• Exercise description: Return the lines beginning at the one that contains "Type out the text in this image." and continuing to the end of the entries, including both ends, exactly as written and nothing else.

• Records for processing:
____________________

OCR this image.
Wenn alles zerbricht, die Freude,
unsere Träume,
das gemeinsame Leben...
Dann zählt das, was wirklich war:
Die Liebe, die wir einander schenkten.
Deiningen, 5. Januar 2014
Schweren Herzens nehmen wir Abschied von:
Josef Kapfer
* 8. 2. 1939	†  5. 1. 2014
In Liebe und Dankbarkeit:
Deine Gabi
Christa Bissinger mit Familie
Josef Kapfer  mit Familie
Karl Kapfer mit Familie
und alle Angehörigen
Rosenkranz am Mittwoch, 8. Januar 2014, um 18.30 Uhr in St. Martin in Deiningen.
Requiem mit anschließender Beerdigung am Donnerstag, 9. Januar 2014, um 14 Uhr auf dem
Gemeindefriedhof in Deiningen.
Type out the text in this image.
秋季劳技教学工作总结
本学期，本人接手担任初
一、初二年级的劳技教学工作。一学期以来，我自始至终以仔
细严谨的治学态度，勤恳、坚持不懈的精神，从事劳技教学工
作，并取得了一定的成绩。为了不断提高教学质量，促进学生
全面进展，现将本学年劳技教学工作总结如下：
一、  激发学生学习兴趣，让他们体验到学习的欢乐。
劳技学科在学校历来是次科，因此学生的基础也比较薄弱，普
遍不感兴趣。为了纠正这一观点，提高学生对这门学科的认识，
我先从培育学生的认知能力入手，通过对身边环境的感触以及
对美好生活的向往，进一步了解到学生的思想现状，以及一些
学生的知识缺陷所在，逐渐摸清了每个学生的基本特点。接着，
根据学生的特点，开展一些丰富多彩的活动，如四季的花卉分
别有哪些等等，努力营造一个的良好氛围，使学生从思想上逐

____________________

• Result below:
Type out the text in this image.
秋季劳技教学工作总结
本学期，本人接手担任初
一、初二年级的劳技教学工作。一学期以来，我自始至终以仔
细严谨的治学态度，勤恳、坚持不懈的精神，从事劳技教学工
作，并取得了一定的成绩。为了不断提高教学质量，促进学生
全面进展，现将本学年劳技教学工作总结如下：
一、  激发学生学习兴趣，让他们体验到学习的欢乐。
劳技学科在学校历来是次科，因此学生的基础也比较薄弱，普
遍不感兴趣。为了纠正这一观点，提高学生对这门学科的认识，
我先从培育学生的认知能力入手，通过对身边环境的感触以及
对美好生活的向往，进一步了解到学生的思想现状，以及一些
学生的知识缺陷所在，逐渐摸清了每个学生的基本特点。接着，
根据学生的特点，开展一些丰富多彩的活动，如四季的花卉分
别有哪些等等，努力营造一个的良好氛围，使学生从思想上逐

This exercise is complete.